### [TASK PROMPT]
Work through the data and report how many lines include the string "text", giving the number alone.

(Saved data entries)
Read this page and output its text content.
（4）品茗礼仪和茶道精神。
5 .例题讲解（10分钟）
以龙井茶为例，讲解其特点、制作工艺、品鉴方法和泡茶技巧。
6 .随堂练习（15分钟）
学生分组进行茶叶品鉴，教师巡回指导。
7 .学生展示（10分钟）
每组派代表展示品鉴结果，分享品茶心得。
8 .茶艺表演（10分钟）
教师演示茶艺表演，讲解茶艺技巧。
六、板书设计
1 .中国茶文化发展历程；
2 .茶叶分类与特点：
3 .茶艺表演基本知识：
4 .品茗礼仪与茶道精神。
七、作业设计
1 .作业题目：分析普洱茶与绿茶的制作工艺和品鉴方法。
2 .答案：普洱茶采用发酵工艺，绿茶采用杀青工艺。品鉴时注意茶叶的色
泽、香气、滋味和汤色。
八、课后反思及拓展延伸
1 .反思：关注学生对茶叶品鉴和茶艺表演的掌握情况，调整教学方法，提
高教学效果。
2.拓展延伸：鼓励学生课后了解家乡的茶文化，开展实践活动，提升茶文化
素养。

==

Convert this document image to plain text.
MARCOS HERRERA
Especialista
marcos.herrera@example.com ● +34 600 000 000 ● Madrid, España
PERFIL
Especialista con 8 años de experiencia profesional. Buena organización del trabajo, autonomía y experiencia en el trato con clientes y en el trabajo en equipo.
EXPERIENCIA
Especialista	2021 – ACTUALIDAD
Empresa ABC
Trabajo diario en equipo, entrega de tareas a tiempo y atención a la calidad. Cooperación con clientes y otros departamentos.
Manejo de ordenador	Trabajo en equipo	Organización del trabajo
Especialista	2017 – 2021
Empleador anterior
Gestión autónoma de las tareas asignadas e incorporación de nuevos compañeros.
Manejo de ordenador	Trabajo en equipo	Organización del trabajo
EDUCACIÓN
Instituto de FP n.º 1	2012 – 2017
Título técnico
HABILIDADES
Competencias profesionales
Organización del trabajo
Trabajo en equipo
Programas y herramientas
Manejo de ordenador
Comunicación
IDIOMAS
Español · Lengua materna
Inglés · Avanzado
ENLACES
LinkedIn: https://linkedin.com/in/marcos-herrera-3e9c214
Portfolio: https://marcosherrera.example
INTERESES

### [CORRECT RESULT]
2